Record list.
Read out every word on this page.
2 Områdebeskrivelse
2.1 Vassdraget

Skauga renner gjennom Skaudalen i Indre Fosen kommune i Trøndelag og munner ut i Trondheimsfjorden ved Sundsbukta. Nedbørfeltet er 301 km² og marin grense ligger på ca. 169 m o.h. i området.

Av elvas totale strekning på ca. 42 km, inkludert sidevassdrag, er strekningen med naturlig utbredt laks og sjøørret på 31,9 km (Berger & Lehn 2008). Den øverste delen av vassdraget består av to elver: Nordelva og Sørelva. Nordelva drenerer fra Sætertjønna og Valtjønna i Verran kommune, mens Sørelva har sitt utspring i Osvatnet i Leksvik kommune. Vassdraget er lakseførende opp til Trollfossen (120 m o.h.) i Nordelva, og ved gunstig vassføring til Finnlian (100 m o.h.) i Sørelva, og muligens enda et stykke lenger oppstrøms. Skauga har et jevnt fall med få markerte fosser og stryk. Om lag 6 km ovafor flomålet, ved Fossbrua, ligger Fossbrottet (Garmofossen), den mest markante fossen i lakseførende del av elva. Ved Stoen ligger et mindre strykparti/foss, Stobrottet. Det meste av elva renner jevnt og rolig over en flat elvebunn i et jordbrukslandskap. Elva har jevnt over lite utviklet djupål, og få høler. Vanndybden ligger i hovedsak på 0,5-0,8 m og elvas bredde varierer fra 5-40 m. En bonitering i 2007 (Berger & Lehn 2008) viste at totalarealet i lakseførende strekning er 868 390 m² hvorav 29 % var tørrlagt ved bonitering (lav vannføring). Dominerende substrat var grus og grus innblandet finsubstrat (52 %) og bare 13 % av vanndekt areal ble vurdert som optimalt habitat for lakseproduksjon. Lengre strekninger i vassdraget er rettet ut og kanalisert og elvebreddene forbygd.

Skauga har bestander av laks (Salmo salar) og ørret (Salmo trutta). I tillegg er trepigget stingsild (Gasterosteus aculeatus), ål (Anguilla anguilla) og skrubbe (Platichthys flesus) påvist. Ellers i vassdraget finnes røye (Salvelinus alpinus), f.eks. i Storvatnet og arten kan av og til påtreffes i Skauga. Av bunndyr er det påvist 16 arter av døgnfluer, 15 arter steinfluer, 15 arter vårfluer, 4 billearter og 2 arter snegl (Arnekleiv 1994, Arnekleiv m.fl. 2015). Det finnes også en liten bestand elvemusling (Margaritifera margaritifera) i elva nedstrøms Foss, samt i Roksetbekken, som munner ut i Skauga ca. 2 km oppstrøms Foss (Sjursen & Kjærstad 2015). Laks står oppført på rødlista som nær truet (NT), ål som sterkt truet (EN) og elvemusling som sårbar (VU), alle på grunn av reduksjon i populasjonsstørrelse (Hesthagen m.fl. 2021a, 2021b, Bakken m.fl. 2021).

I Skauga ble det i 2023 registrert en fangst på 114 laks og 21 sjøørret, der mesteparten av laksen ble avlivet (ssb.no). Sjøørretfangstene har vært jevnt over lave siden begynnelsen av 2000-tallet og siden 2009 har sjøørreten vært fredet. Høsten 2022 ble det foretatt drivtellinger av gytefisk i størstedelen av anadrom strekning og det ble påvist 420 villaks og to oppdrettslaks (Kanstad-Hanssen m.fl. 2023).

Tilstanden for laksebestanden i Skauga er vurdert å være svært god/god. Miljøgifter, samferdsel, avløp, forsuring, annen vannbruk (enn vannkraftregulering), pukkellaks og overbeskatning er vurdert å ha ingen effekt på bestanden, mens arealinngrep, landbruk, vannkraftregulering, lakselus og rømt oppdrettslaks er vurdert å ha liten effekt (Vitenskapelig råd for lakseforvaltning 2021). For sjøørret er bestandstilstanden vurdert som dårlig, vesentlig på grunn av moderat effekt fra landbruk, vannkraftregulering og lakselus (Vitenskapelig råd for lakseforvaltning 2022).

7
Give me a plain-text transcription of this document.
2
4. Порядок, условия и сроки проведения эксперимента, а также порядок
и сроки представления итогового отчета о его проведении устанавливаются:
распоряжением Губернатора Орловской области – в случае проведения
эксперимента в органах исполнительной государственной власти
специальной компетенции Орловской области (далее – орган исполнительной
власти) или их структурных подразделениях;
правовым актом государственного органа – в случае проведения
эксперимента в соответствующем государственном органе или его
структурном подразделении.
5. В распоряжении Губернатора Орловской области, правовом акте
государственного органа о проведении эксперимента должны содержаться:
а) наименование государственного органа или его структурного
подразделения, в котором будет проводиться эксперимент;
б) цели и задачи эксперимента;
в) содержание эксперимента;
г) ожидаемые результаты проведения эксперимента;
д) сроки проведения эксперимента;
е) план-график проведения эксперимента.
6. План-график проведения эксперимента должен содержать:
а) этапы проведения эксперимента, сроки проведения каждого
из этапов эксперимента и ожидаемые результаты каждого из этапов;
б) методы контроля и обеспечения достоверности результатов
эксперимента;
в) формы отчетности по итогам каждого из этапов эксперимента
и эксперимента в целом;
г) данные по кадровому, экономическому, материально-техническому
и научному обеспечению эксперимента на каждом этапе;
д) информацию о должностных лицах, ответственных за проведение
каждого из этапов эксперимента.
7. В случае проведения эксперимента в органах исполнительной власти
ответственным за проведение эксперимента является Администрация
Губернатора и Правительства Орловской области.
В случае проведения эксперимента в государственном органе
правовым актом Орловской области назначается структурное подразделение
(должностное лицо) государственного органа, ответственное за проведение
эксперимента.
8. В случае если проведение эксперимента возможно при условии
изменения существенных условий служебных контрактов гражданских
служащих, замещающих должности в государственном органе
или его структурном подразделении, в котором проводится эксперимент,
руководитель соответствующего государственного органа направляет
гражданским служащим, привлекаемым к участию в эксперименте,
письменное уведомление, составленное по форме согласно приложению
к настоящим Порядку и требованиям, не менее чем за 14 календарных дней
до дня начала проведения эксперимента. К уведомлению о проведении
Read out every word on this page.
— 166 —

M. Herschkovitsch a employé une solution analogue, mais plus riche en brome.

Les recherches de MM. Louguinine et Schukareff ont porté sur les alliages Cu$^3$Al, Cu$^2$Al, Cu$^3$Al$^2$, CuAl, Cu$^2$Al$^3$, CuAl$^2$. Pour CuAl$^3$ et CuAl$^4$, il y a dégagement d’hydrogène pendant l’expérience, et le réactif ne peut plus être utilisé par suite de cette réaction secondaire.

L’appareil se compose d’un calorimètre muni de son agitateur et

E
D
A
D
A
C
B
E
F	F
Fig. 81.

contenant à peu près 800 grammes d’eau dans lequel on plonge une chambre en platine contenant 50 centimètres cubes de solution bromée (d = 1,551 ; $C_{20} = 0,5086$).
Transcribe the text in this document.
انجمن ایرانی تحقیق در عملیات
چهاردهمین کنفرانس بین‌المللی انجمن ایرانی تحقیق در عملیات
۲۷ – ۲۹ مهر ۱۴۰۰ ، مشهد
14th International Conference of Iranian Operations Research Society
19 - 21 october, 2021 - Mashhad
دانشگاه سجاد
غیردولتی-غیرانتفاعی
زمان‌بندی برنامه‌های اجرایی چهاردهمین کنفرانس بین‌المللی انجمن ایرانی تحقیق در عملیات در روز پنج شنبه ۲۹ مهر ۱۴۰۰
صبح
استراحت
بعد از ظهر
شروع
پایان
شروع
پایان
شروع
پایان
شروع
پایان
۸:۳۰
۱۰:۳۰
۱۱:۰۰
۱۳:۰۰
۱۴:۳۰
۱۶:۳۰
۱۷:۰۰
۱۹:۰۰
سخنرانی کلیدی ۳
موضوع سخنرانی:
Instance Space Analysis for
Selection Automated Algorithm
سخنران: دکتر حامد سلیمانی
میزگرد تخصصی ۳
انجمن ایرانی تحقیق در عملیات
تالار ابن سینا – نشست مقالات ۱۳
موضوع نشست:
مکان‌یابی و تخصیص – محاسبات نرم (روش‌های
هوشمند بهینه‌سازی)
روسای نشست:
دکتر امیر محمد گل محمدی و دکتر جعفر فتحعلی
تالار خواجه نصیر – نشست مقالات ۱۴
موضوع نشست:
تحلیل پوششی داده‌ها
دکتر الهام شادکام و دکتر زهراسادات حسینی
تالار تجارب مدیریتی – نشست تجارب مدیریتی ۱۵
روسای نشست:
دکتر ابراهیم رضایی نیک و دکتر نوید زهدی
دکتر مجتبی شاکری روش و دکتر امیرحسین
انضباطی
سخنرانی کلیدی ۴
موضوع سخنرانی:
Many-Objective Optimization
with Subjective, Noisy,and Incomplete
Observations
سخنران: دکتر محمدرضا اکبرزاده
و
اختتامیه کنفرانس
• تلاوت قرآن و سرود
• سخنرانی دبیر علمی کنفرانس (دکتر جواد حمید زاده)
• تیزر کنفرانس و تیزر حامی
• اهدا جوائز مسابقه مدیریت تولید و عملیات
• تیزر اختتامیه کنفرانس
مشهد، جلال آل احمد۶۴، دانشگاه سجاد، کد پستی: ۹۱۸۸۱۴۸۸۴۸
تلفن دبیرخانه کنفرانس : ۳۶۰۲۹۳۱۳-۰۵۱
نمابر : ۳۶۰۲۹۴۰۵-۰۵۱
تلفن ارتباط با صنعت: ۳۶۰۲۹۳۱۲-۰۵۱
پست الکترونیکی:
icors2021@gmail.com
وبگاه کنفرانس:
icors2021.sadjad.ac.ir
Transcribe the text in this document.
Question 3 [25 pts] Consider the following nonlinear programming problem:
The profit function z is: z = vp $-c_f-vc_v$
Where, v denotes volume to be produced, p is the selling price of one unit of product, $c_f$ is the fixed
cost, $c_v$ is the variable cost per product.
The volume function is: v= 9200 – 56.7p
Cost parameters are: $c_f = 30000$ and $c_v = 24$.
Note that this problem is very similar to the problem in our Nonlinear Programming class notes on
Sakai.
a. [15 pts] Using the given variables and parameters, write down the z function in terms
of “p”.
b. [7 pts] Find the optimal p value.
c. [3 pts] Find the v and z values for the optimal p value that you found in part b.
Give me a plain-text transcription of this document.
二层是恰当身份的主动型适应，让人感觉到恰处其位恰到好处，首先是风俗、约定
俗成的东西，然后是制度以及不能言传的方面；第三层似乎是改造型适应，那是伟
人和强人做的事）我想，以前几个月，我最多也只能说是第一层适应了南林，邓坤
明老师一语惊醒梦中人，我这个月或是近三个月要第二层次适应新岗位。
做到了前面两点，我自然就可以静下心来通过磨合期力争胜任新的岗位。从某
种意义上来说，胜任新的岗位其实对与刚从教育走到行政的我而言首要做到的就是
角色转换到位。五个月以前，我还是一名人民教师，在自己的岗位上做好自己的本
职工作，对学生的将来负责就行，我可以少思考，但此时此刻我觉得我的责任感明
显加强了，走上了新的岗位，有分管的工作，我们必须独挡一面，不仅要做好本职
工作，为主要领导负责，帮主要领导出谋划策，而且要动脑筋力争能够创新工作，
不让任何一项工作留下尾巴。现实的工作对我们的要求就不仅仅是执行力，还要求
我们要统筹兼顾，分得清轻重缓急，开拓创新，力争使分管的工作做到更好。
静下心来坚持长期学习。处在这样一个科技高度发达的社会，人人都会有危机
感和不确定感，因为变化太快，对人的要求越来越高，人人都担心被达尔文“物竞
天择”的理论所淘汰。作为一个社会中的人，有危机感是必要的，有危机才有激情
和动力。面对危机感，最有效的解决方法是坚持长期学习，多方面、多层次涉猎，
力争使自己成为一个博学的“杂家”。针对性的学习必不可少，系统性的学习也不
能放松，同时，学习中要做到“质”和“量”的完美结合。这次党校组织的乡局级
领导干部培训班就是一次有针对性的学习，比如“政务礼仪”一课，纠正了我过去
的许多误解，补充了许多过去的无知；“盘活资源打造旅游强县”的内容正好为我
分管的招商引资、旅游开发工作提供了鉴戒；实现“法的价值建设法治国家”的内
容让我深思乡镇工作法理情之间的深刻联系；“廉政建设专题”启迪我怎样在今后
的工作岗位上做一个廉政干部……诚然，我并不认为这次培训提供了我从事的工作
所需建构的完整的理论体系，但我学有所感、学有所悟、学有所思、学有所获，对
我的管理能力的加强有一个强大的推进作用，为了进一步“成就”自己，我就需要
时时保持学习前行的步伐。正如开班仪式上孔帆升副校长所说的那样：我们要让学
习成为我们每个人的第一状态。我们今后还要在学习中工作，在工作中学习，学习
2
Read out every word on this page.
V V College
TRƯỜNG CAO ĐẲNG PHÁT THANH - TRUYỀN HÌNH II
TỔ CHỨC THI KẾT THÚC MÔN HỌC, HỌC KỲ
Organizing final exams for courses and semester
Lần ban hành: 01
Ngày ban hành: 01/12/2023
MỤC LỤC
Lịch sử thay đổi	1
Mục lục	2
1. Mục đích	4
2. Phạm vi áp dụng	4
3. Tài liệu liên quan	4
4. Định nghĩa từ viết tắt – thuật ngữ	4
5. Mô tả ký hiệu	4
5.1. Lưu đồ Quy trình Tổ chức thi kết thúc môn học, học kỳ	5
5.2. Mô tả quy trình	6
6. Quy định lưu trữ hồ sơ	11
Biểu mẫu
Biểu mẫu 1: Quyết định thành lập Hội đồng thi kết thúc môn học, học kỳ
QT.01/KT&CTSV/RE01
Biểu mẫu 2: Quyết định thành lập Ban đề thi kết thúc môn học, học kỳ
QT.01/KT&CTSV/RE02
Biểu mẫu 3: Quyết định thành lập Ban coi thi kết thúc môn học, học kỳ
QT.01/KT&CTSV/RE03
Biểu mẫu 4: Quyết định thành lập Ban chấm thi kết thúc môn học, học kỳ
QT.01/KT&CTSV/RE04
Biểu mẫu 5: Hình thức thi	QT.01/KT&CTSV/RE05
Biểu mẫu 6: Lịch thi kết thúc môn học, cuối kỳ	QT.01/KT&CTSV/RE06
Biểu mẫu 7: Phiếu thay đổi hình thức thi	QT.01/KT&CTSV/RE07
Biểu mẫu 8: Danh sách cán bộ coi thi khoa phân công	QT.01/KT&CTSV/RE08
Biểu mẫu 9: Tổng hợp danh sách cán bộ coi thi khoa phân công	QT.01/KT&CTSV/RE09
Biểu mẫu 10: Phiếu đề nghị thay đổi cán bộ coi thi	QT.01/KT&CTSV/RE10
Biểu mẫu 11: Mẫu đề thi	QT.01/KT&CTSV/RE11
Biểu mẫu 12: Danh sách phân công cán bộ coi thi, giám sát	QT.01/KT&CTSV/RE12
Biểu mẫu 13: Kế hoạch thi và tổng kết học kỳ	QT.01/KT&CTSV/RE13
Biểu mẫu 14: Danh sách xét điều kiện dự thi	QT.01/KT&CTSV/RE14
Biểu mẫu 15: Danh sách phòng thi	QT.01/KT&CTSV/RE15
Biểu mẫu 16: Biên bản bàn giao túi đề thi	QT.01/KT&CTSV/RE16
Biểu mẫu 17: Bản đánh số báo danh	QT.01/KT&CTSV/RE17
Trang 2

Exercise goal. Identify each line holding the string "thức", and copy it out.

Response to the task.
Biểu mẫu 5: Hình thức thi	QT.01/KT&CTSV/RE05
Biểu mẫu 7: Phiếu thay đổi hình thức thi	QT.01/KT&CTSV/RE07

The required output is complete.